■ Set problem: Provide a single number: the count of lines containing the string "Theory".
** Begin Source records **
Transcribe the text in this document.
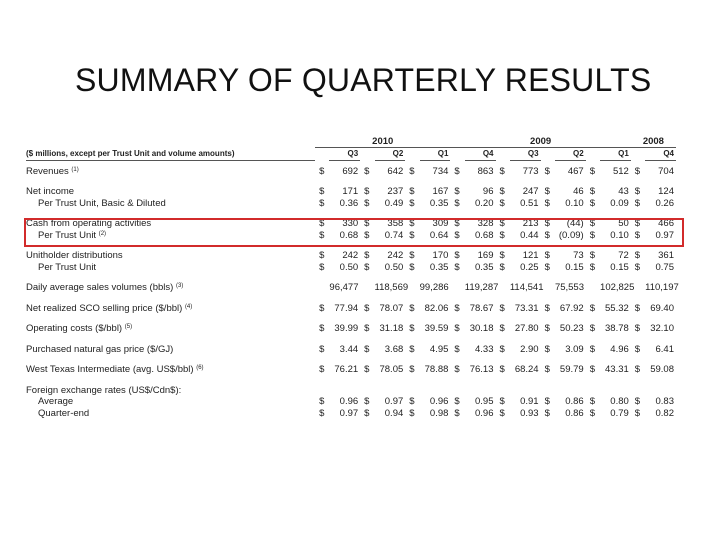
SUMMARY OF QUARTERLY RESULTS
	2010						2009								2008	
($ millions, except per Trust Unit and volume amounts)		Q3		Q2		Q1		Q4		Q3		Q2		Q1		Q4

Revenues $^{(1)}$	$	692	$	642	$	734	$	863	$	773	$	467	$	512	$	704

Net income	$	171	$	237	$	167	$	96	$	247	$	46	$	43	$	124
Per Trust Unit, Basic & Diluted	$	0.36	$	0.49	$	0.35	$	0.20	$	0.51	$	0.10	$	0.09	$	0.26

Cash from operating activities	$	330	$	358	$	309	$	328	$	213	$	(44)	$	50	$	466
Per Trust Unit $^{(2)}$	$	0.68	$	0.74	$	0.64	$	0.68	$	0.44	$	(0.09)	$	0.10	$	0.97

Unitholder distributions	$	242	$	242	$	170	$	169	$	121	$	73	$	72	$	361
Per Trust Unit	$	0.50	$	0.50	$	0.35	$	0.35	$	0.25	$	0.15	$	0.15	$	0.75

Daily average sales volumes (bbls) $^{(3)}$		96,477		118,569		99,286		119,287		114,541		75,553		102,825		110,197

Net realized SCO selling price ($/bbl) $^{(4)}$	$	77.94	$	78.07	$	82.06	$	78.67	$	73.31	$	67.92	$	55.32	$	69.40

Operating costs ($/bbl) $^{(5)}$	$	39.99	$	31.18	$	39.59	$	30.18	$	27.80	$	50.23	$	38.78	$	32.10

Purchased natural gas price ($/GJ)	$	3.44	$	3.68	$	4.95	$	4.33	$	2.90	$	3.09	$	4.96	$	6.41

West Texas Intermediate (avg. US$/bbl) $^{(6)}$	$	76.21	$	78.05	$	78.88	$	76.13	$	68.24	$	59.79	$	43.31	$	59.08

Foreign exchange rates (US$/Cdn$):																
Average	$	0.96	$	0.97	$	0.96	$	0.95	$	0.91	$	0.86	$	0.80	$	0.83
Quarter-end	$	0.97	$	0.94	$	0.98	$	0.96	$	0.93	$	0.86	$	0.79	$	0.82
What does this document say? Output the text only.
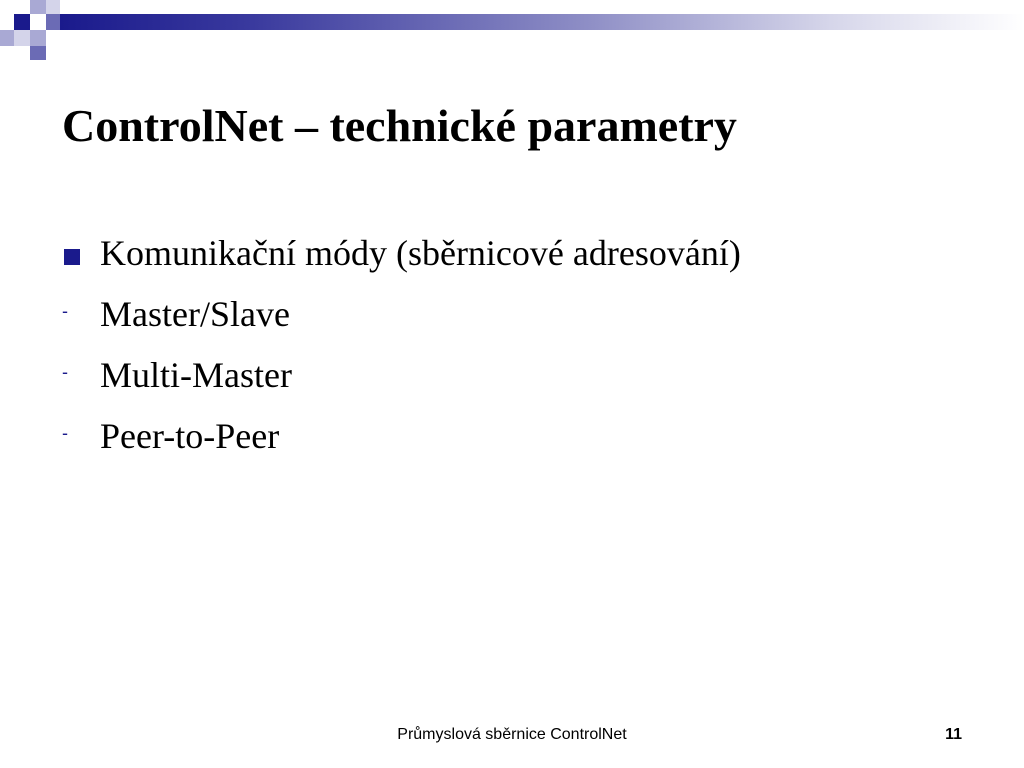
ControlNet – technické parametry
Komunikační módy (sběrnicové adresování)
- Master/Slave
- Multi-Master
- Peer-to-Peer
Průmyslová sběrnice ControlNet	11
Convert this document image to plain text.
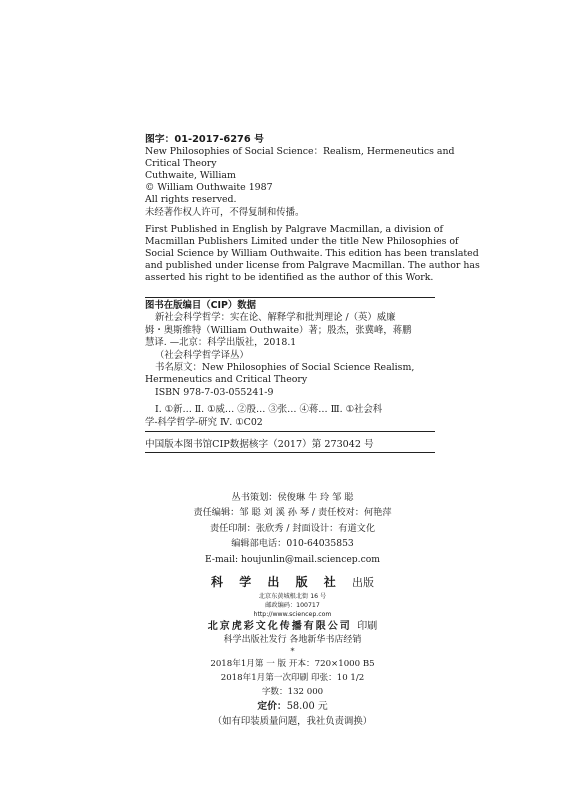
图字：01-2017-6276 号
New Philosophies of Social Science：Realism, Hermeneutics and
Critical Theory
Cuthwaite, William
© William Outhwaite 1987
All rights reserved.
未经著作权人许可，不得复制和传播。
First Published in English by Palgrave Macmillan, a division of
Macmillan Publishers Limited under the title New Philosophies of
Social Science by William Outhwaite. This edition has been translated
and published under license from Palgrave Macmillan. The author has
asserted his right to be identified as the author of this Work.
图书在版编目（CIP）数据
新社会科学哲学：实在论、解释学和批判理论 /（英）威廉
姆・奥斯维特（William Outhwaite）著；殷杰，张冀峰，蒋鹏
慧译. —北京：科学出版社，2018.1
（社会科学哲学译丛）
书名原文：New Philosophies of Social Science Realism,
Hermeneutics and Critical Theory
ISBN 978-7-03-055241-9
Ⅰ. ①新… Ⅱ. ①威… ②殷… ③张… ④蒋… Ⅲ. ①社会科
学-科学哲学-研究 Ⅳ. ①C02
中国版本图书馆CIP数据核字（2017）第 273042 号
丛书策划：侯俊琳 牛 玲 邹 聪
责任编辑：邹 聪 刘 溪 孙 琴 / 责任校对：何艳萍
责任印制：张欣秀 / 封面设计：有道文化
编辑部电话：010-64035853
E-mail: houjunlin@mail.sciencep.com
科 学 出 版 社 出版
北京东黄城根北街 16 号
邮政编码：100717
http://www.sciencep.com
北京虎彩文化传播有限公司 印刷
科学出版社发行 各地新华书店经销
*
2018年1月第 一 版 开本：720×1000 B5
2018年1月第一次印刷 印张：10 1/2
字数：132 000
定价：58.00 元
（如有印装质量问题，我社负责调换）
** End Source records **
** Begin Source records **
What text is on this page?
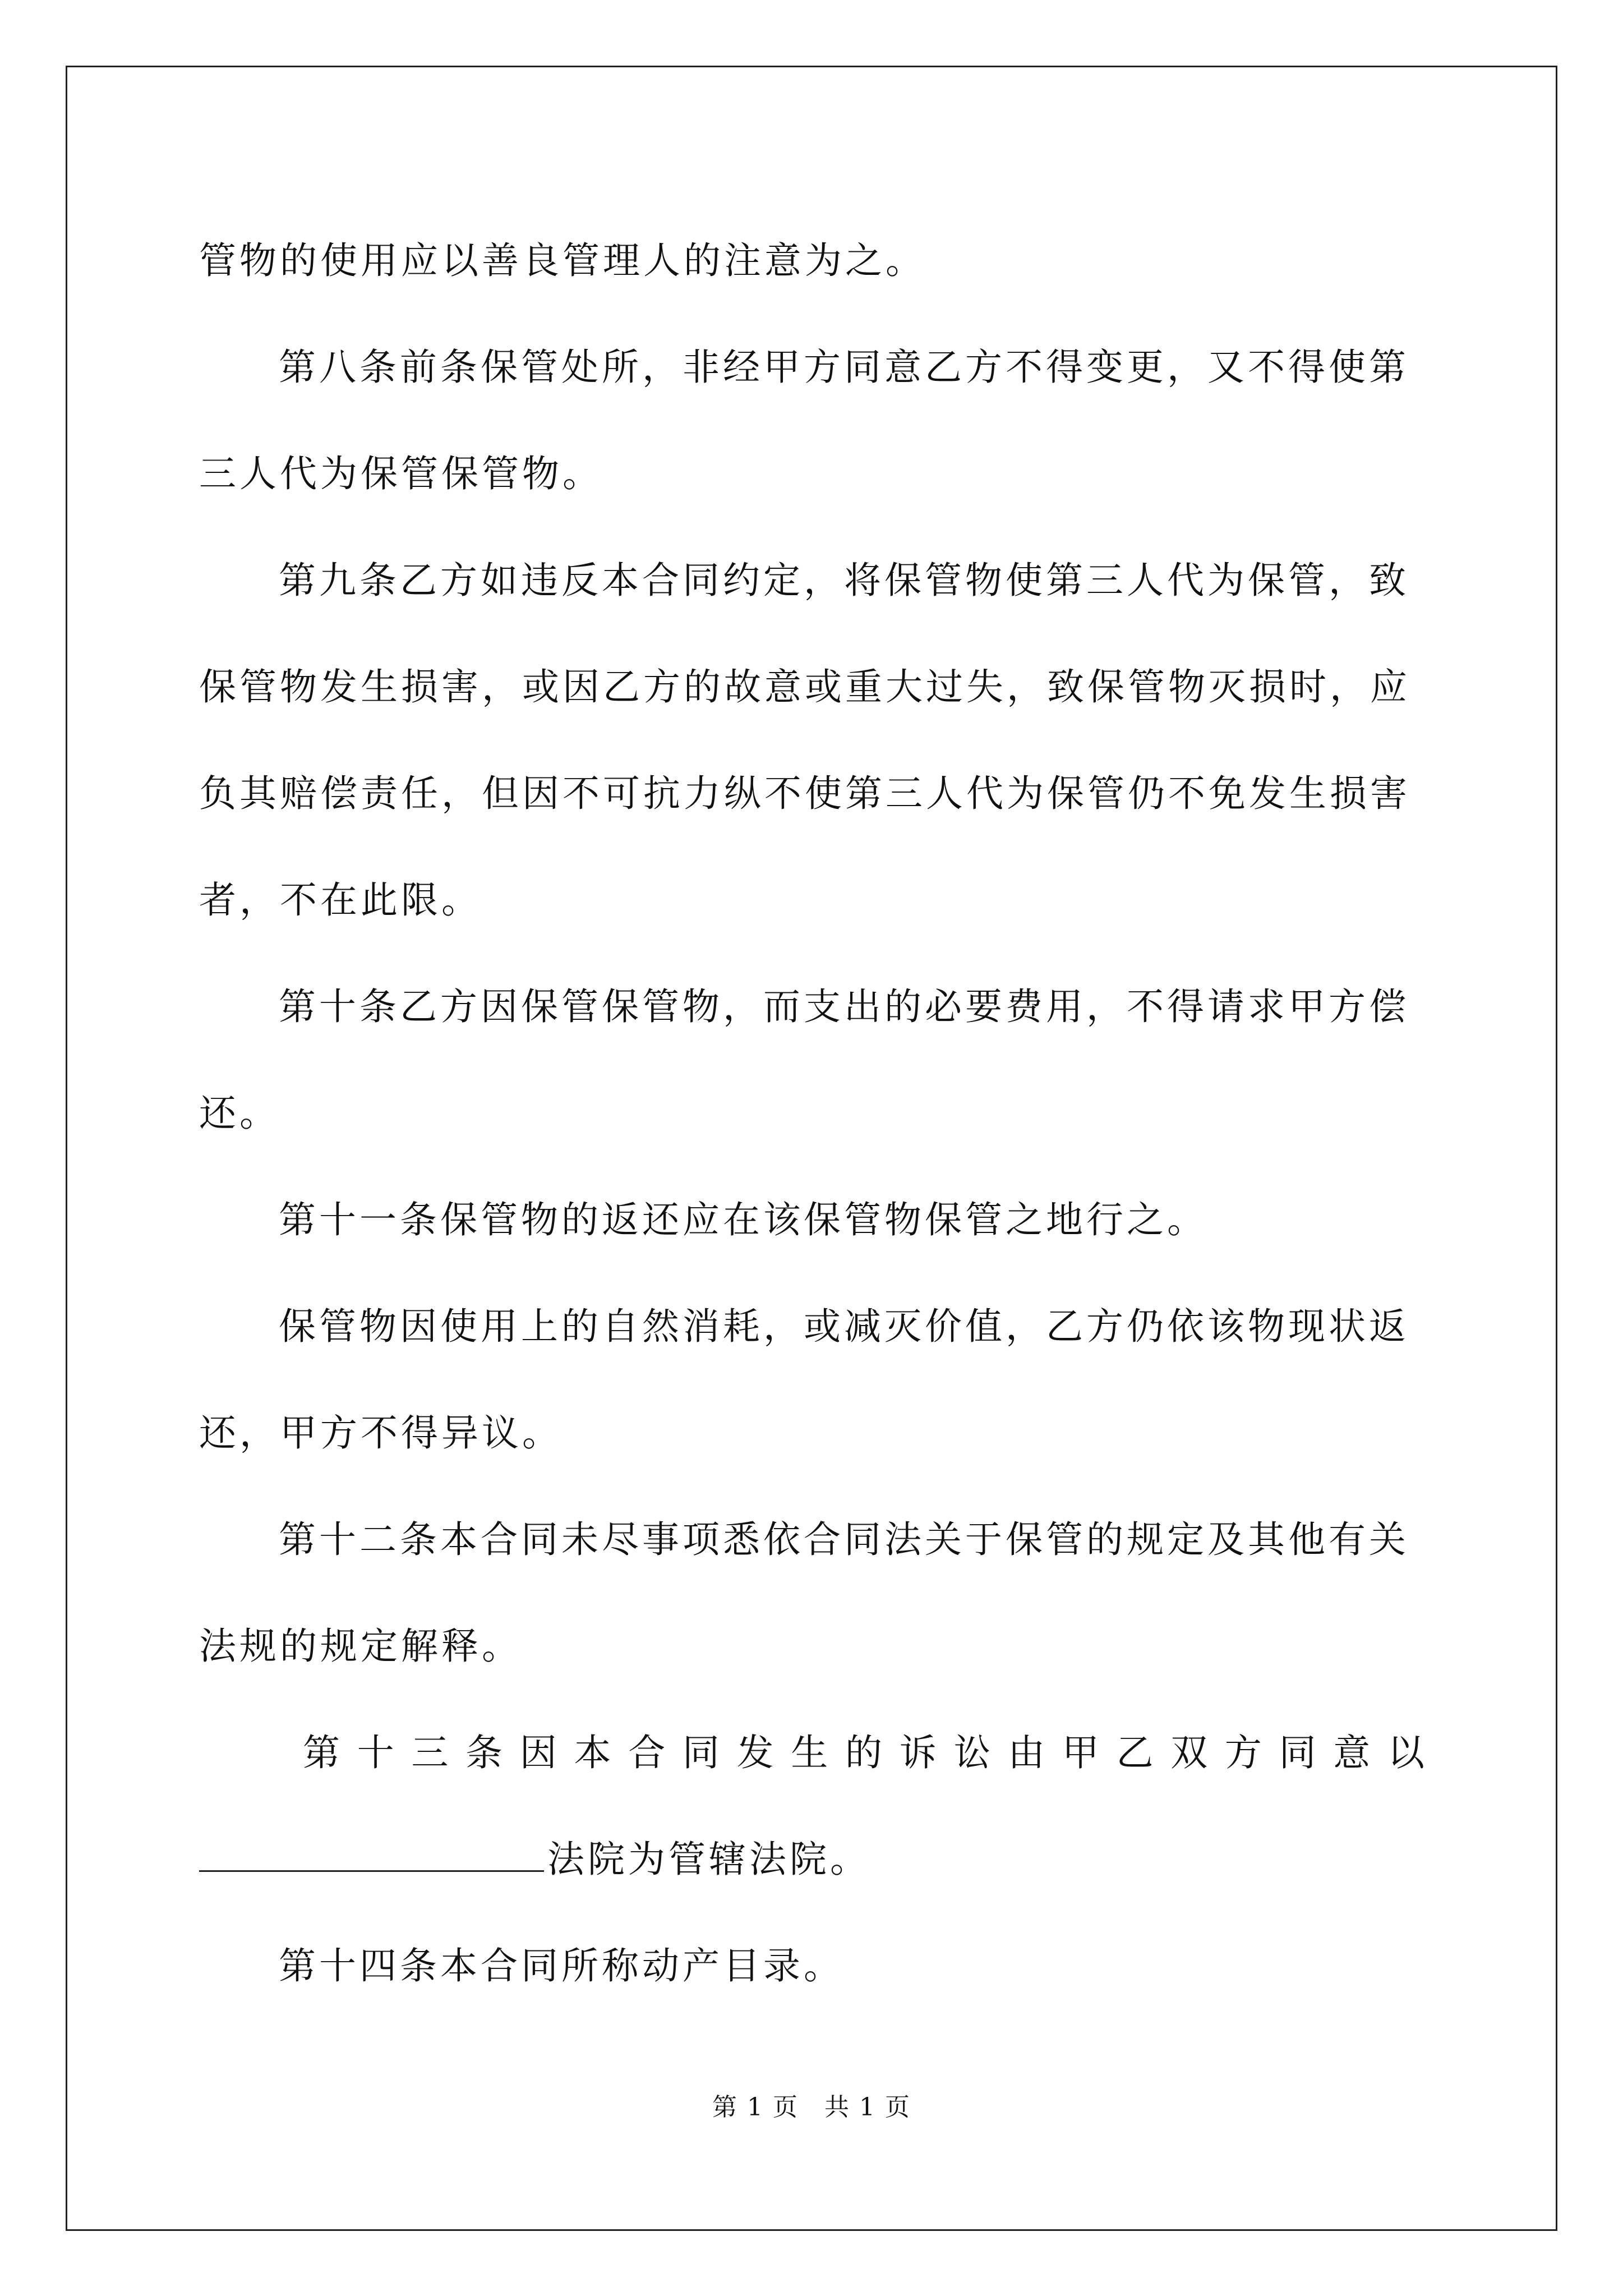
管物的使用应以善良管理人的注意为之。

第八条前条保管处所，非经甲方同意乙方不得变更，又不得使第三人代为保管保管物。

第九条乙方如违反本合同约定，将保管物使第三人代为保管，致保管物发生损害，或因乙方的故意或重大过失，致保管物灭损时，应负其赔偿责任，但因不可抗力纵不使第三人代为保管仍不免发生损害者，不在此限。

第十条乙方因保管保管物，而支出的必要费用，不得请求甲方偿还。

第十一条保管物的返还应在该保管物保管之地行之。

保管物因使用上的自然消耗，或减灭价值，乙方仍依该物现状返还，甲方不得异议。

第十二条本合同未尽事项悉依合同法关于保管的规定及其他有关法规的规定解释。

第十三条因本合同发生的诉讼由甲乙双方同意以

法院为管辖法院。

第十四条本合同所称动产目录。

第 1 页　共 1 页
** End Source records **
** Begin Source records **
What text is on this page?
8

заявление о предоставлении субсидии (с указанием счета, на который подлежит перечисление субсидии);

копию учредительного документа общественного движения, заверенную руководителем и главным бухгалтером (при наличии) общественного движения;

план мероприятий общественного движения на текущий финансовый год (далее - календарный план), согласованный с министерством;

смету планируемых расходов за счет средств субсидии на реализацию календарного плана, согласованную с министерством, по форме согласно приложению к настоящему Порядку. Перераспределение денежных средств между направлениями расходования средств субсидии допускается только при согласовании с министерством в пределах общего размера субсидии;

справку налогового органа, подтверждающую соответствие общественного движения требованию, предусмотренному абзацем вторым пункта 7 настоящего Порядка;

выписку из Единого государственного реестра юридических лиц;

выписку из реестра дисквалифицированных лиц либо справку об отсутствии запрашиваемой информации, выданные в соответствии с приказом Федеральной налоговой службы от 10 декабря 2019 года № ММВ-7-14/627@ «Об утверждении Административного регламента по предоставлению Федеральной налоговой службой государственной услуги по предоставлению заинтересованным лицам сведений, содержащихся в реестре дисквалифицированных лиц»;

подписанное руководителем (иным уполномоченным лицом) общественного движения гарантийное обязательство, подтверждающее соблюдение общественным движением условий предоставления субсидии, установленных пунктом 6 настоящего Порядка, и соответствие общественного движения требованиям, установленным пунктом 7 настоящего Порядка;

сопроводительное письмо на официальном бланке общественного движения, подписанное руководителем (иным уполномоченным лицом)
** End Source records **
■ Expected answer: 2